**Data entries**

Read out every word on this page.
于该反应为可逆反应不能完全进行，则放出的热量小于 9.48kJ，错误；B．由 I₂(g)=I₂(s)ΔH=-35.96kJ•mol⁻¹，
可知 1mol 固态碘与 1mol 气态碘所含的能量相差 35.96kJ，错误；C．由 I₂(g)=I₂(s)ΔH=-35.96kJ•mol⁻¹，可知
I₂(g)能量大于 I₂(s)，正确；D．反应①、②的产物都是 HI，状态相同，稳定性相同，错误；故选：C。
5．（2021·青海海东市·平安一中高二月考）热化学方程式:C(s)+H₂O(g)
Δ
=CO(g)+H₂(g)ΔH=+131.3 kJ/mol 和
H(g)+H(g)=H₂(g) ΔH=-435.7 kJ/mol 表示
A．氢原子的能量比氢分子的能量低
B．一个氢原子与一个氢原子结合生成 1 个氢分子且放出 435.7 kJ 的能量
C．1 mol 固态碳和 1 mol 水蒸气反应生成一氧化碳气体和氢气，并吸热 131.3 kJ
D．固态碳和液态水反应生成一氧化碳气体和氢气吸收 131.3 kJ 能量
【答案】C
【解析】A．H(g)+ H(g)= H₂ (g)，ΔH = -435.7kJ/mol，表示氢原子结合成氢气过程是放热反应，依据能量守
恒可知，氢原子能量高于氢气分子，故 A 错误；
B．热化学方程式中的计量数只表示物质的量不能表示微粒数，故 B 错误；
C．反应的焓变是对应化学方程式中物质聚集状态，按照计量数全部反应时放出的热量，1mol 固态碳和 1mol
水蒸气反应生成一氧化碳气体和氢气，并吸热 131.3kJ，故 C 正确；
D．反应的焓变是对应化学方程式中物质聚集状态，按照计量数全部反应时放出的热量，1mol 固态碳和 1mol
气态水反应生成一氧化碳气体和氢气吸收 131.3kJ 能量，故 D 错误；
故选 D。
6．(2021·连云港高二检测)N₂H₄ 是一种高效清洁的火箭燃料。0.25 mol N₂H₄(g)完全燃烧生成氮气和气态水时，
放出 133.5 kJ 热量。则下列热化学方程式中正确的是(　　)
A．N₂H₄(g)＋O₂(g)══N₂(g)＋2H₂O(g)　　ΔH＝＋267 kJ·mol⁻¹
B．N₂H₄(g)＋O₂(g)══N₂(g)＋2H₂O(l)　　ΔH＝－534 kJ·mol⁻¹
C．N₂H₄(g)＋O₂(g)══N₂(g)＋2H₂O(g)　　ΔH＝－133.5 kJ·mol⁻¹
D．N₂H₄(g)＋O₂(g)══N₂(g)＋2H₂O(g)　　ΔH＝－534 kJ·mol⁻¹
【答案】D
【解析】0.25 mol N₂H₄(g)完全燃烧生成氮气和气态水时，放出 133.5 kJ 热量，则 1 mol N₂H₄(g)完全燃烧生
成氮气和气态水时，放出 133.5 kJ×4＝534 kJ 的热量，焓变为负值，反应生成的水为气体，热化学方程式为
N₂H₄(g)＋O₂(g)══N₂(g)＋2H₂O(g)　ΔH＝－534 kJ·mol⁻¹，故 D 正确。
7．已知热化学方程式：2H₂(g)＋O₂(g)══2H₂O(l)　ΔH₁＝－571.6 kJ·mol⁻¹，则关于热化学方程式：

**AIM**
All of the material above needs to be copied exactly.

**EXPECTED ANSWER**
Read out every word on this page.
于该反应为可逆反应不能完全进行，则放出的热量小于 9.48kJ，错误；B．由 I₂(g)=I₂(s)ΔH=-35.96kJ•mol⁻¹，
可知 1mol 固态碘与 1mol 气态碘所含的能量相差 35.96kJ，错误；C．由 I₂(g)=I₂(s)ΔH=-35.96kJ•mol⁻¹，可知
I₂(g)能量大于 I₂(s)，正确；D．反应①、②的产物都是 HI，状态相同，稳定性相同，错误；故选：C。
5．（2021·青海海东市·平安一中高二月考）热化学方程式:C(s)+H₂O(g)
Δ
=CO(g)+H₂(g)ΔH=+131.3 kJ/mol 和
H(g)+H(g)=H₂(g) ΔH=-435.7 kJ/mol 表示
A．氢原子的能量比氢分子的能量低
B．一个氢原子与一个氢原子结合生成 1 个氢分子且放出 435.7 kJ 的能量
C．1 mol 固态碳和 1 mol 水蒸气反应生成一氧化碳气体和氢气，并吸热 131.3 kJ
D．固态碳和液态水反应生成一氧化碳气体和氢气吸收 131.3 kJ 能量
【答案】C
【解析】A．H(g)+ H(g)= H₂ (g)，ΔH = -435.7kJ/mol，表示氢原子结合成氢气过程是放热反应，依据能量守
恒可知，氢原子能量高于氢气分子，故 A 错误；
B．热化学方程式中的计量数只表示物质的量不能表示微粒数，故 B 错误；
C．反应的焓变是对应化学方程式中物质聚集状态，按照计量数全部反应时放出的热量，1mol 固态碳和 1mol
水蒸气反应生成一氧化碳气体和氢气，并吸热 131.3kJ，故 C 正确；
D．反应的焓变是对应化学方程式中物质聚集状态，按照计量数全部反应时放出的热量，1mol 固态碳和 1mol
气态水反应生成一氧化碳气体和氢气吸收 131.3kJ 能量，故 D 错误；
故选 D。
6．(2021·连云港高二检测)N₂H₄ 是一种高效清洁的火箭燃料。0.25 mol N₂H₄(g)完全燃烧生成氮气和气态水时，
放出 133.5 kJ 热量。则下列热化学方程式中正确的是(　　)
A．N₂H₄(g)＋O₂(g)══N₂(g)＋2H₂O(g)　　ΔH＝＋267 kJ·mol⁻¹
B．N₂H₄(g)＋O₂(g)══N₂(g)＋2H₂O(l)　　ΔH＝－534 kJ·mol⁻¹
C．N₂H₄(g)＋O₂(g)══N₂(g)＋2H₂O(g)　　ΔH＝－133.5 kJ·mol⁻¹
D．N₂H₄(g)＋O₂(g)══N₂(g)＋2H₂O(g)　　ΔH＝－534 kJ·mol⁻¹
【答案】D
【解析】0.25 mol N₂H₄(g)完全燃烧生成氮气和气态水时，放出 133.5 kJ 热量，则 1 mol N₂H₄(g)完全燃烧生
成氮气和气态水时，放出 133.5 kJ×4＝534 kJ 的热量，焓变为负值，反应生成的水为气体，热化学方程式为
N₂H₄(g)＋O₂(g)══N₂(g)＋2H₂O(g)　ΔH＝－534 kJ·mol⁻¹，故 D 正确。
7．已知热化学方程式：2H₂(g)＋O₂(g)══2H₂O(l)　ΔH₁＝－571.6 kJ·mol⁻¹，则关于热化学方程式：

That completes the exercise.